**Given task 1:** Rewrite the problem statement about PAT registration cards from "1153 Decode Registration" to "the queries, respectively.", changing "test site" to "exam center".
**Given task 2:** Continue the write-up on the PAT registration card problem from the point where it stops.

[START OF Text section]

1153 Decode Registration Card of PAT (25分)
A registration card number of PAT consists of 4 parts:
the 1st letter represents the test level, namely, T for the top level, A for advance and B for basic;
the 2nd - 4th digits are the test site number, ranged from 101 to 999;
the 5th - 10th digits give the test date, in the form of yymmdd;
finally the 11th - 13th digits are the testee's number, ranged from 000 to 999.Now given a set of registration card numbers and the scores of the card owners, you are supposed to output the various statistics according to the given queries.
Input Specification:
Each input file contains one test case. For each case, the first line gives two positive integers N (≤104) and M (≤100), the numbers of cards and the queries, respectively.
Then N lines follow, each gives a card number and the owner's score (integer in [0,100]), separated by a space.
After the info of testees, there are M lines, each gives a query in the format Type Term, where
Type being 1 means to output all the testees on a given level, in non-increasing order of their scores. The corresponding Term will be the letter which specifies the level;
Type being 2 means to output the total number of testees together with their total scores in a given site. The corresponding Term will then be the site number;
Type being 3 means to output the total number of testees of every site for a given test date. The corresponding Term will then be the date, given in the same format as in the registration card.Output Specification:
For each query, first print in a line Case #: input, where # is the index of the query case, starting from 1; and input is a copy of the corresponding input query. Then output as requested:
for a type 1 query, the output format is the same as in input, that is, CardNumber Score. If there is a tie of the scores, output in increasing alphabetical order of their card numbers (uniqueness of the card numbers is guaranteed);
for a type 2 query, output in the format Nt Ns where Nt is the total number of testees and Ns is their total score;
for a type 3 query, output in the format Site Nt where Site is the site number and Nt is the total number of testees at Site. The output must be in non-increasing order of Nt's, or in increasing order of site numbers if there is a tie of Nt.If the result of a query is empty, simply print NA.
Sample Input:
8 4
B123180908127 99
B102180908003 86
A112180318002 98
T107150310127 62
A107180908108 100
T123180908010 78
B112160918035 88
A107180908021 98
1 A
2 107
3 180908
2 999
Sample Output:
Case 1: 1 A
A107180908108 100
A107180908021 98
A112180318002 98
Case 2: 2 107
3 260
Case 3: 3 180908
107 2
123 2
102 1
Case 4: 2 999
NA
思路
模拟题,
主要是考察对sort 和 map的使用
对应的三种情况 1 将对应等级学生的信息输出
2 输出对应学生site成绩的总和
3 输出对应日期 学生site 和 site对应的数量
并且要按题意排序输出
本题要注意设计代码的时间复杂度, 测试点4改了一小时,, 注意用unordered_map(然而自己的错误点在重复做了一些无用操作)

[END OF Text section]
[START OF Provided information]

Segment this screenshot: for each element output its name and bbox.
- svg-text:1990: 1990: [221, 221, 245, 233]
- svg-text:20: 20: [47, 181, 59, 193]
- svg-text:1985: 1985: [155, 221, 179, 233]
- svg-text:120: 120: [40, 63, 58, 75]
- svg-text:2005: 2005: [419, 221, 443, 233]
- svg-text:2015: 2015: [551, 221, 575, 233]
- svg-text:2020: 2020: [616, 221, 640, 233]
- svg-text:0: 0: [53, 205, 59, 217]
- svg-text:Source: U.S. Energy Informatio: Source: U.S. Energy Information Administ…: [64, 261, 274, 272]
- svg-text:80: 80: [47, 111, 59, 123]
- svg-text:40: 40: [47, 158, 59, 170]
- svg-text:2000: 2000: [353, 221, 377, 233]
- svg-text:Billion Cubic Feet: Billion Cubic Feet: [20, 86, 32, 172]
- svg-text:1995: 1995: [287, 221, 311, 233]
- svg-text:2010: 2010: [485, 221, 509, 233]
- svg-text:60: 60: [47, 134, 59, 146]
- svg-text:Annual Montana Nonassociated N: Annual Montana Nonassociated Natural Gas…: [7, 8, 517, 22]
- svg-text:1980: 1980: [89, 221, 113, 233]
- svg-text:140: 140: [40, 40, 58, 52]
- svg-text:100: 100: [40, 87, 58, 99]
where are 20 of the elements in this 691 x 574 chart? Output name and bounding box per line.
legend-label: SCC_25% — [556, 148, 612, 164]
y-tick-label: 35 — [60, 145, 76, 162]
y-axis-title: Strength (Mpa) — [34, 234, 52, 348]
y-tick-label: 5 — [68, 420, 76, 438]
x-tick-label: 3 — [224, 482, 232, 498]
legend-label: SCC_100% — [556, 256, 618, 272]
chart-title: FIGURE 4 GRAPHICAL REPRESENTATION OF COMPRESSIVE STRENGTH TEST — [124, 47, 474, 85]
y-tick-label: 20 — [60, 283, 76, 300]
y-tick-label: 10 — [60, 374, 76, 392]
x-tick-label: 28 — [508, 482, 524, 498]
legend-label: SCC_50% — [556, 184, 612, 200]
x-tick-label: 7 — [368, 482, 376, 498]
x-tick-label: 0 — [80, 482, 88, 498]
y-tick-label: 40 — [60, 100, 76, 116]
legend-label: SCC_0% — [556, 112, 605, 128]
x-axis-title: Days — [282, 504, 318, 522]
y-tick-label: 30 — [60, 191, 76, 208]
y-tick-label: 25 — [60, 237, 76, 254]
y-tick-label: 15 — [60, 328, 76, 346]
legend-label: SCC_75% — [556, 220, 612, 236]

[END OF Provided information]

**Written reply 1:**
1153 Decode Registration Card of PAT (25分)
A registration card number of PAT consists of 4 parts:
the 1st letter represents the test level, namely, T for the top level, A for advance and B for basic;
the 2nd - 4th digits are the exam center number, ranged from 101 to 999;
the 5th - 10th digits give the test date, in the form of yymmdd;
finally the 11th - 13th digits are the testee's number, ranged from 000 to 999.Now given a set of registration card numbers and the scores of the card owners, you are supposed to output the various statistics according to the given queries.
Input Specification:
Each input file contains one test case. For each case, the first line gives two positive integers N (≤104) and M (≤100), the numbers of cards and the queries, respectively.

**Written reply 2:**
具体超时原因 已经在超时代码中指出。
正确代码
#include<bits/stdc++.h>
using namespace std;
struct Node {
string id;
int score;
string site, data;
Node(string id, int score, string site, string data): id(id), score(score), site(site), data(data) {
}
};
struct query {
string site;
int num;
};
vector<Node> v;
bool cmpA(const Node &a, const Node &b) {
if(a.score != b.score) return a.score > b.score;
else return a.id < b.id;
}
bool cmpC(const query &a, const query &b) {
if(a.num != b.num) return a.num > b.num;
else return a.site < b.site;
}
int main()
{
int n, m;
scanf("%d%d", &n, &m);
string id;
int score;
for(int i = 0; i < n; i++) {
cin >> id >> score;
//Node node = Node(id, score, id.substr(0, 1), id.substr(1, 3), id.substr(4, 6));
v.push_back({id, score, id.substr(1, 3), id.substr(4, 6)});
}
int type;
string term;
int cnt = 1;
while(m--) {
scanf("%d", &type);
cin >> term;
vector<Node> temp;
int sum = 0;
unordered_map<string, int> ma;
int len = term.size();
for(int i = 0; i < n; i++) {
if(len == 1 && v[i].id[0] == term[0]) temp.push_back(v[i]);
else if(len == 3 && v[i].site == term) {
sum += v[i].score;
temp.push_back(v[i]);
}
else if(len == 6 && v[i].data == term) {
ma[v[i].site]++;
}
}
printf("Case %d: %d %s\n", cnt++, type, term.c_str());
if(temp.size() == 0 && type != 3 || ma.size() == 0 && type == 3) {
printf("NA\n");
continue;
}
if(type == 1) {
sort(temp.begin(), temp.end(), cmpA);
for(int i = 0; i < temp.size(); i++) {
printf("%s %d\n", temp[i].id.c_str(), temp[i].score);
}
} else if(type == 2) {
printf("%d %d\n", temp.size(), sum);
} else if(type == 3) {
//cout << ma.size() << endl;
vector<query> q;
for(auto it : ma) { //
q.push_back({it.first, it.second});
}
sort(q.begin(), q.end(), cmpC);
for(int i = 0; i < q.size(); i++) {
printf("%s %d\n", q[i].site.c_str(), q[i].num);
}
}
}
return 0;
}
错误代码(超时)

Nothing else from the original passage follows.